Reply with nothing except the number of lines that contain the word "области".

***** Supplied entries

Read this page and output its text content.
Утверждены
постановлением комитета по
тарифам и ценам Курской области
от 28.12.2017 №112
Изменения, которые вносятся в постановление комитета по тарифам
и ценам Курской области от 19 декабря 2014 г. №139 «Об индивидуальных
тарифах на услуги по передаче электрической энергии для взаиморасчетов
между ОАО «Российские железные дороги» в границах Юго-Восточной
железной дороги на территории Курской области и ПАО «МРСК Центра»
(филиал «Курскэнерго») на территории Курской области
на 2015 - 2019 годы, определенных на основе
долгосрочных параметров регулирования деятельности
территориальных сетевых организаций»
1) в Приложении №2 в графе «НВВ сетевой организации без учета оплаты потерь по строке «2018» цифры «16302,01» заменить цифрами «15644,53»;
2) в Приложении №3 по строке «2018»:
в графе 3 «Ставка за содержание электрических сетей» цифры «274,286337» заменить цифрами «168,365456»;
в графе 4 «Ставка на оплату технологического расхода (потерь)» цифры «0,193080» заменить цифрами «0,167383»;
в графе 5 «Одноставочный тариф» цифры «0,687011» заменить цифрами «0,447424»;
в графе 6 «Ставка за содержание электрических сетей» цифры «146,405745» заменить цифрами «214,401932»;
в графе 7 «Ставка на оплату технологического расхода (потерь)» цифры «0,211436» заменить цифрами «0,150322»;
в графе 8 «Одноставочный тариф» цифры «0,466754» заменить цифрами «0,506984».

**********

◆ The answer:
4